STORED DATA.
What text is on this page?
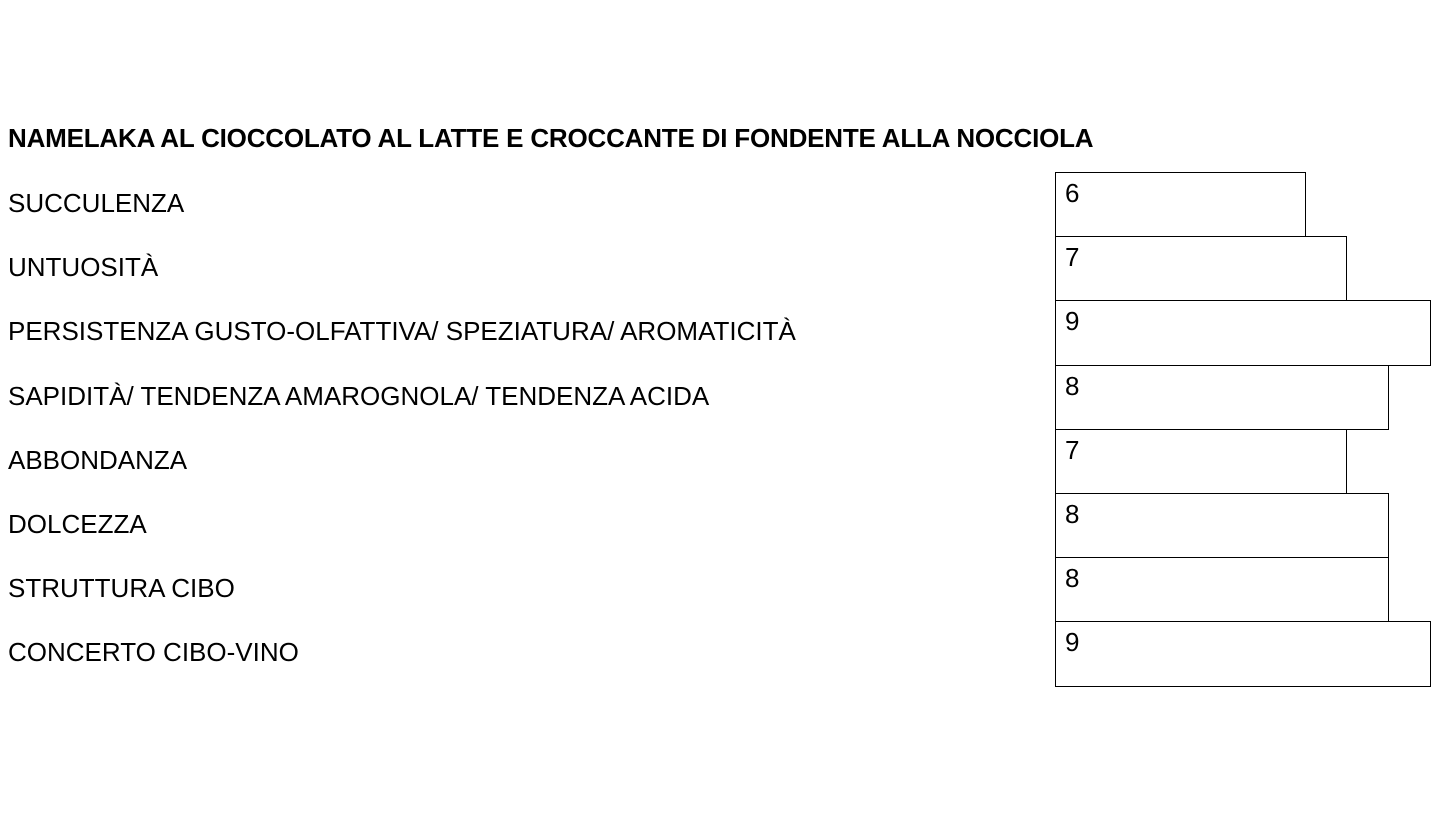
NAMELAKA AL CIOCCOLATO AL LATTE E CROCCANTE DI FONDENTE ALLA NOCCIOLA
SUCCULENZA	6
UNTUOSITÀ	7
PERSISTENZA GUSTO-OLFATTIVA/ SPEZIATURA/ AROMATICITÀ	9
SAPIDITÀ/ TENDENZA AMAROGNOLA/ TENDENZA ACIDA	8
ABBONDANZA	7
DOLCEZZA	8
STRUTTURA CIBO	8
CONCERTO CIBO-VINO	9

TASK PROMPT.
Print the full listing exactly, dropping the pictures.

SOLUTION TO THIS PROBLEM.
What text is on this page?
NAMELAKA AL CIOCCOLATO AL LATTE E CROCCANTE DI FONDENTE ALLA NOCCIOLA
SUCCULENZA	6
UNTUOSITÀ	7
PERSISTENZA GUSTO-OLFATTIVA/ SPEZIATURA/ AROMATICITÀ	9
SAPIDITÀ/ TENDENZA AMAROGNOLA/ TENDENZA ACIDA	8
ABBONDANZA	7
DOLCEZZA	8
STRUTTURA CIBO	8
CONCERTO CIBO-VINO	9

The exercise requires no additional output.